### Required work
Write out all of the records precisely. Skip anything that is a picture.

--- START OF Material for this exercise ---

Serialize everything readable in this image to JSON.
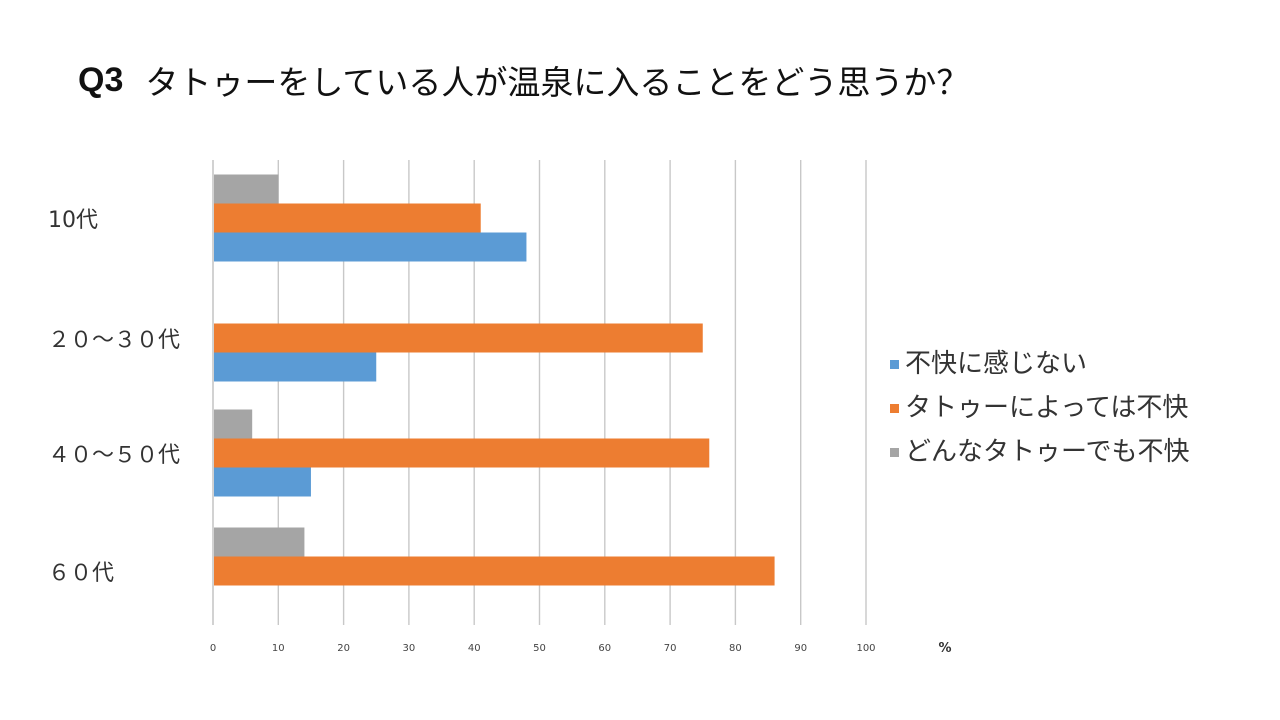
{
  "header": {
    "qnum": "Q3",
    "question": "タトゥーをしている人が温泉に入ることをどう思うか？"
  },
  "colors": {
    "gridline": "#c8c8c8",
    "axis": "#bfbfbf",
    "text": "#333333"
  },
  "chart_data": {
    "type": "bar",
    "orientation": "horizontal",
    "title": "",
    "xlabel": "%",
    "ylabel": "",
    "xlim": [
      0,
      100
    ],
    "xticks": [
      0,
      10,
      20,
      30,
      40,
      50,
      60,
      70,
      80,
      90,
      100
    ],
    "grid": true,
    "legend_position": "right",
    "categories": [
      "10代",
      "２０〜３０代",
      "４０〜５０代",
      "６０代"
    ],
    "series": [
      {
        "name": "不快に感じない",
        "color": "#5b9bd5",
        "values": [
          48,
          25,
          15,
          0
        ]
      },
      {
        "name": "タトゥーによっては不快",
        "color": "#ed7d31",
        "values": [
          41,
          75,
          76,
          86
        ]
      },
      {
        "name": "どんなタトゥーでも不快",
        "color": "#a5a5a5",
        "values": [
          10,
          0,
          6,
          14
        ]
      }
    ]
  }
}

--- END OF Material for this exercise ---

### Response
Serialize everything readable in this image to JSON.
{
  "header": {
    "qnum": "Q3",
    "question": "タトゥーをしている人が温泉に入ることをどう思うか？"
  },
  "colors": {
    "gridline": "#c8c8c8",
    "axis": "#bfbfbf",
    "text": "#333333"
  },
  "chart_data": {
    "type": "bar",
    "orientation": "horizontal",
    "title": "",
    "xlabel": "%",
    "ylabel": "",
    "xlim": [
      0,
      100
    ],
    "xticks": [
      0,
      10,
      20,
      30,
      40,
      50,
      60,
      70,
      80,
      90,
      100
    ],
    "grid": true,
    "legend_position": "right",
    "categories": [
      "10代",
      "２０〜３０代",
      "４０〜５０代",
      "６０代"
    ],
    "series": [
      {
        "name": "不快に感じない",
        "color": "#5b9bd5",
        "values": [
          48,
          25,
          15,
          0
        ]
      },
      {
        "name": "タトゥーによっては不快",
        "color": "#ed7d31",
        "values": [
          41,
          75,
          76,
          86
        ]
      },
      {
        "name": "どんなタトゥーでも不快",
        "color": "#a5a5a5",
        "values": [
          10,
          0,
          6,
          14
        ]
      }
    ]
  }
}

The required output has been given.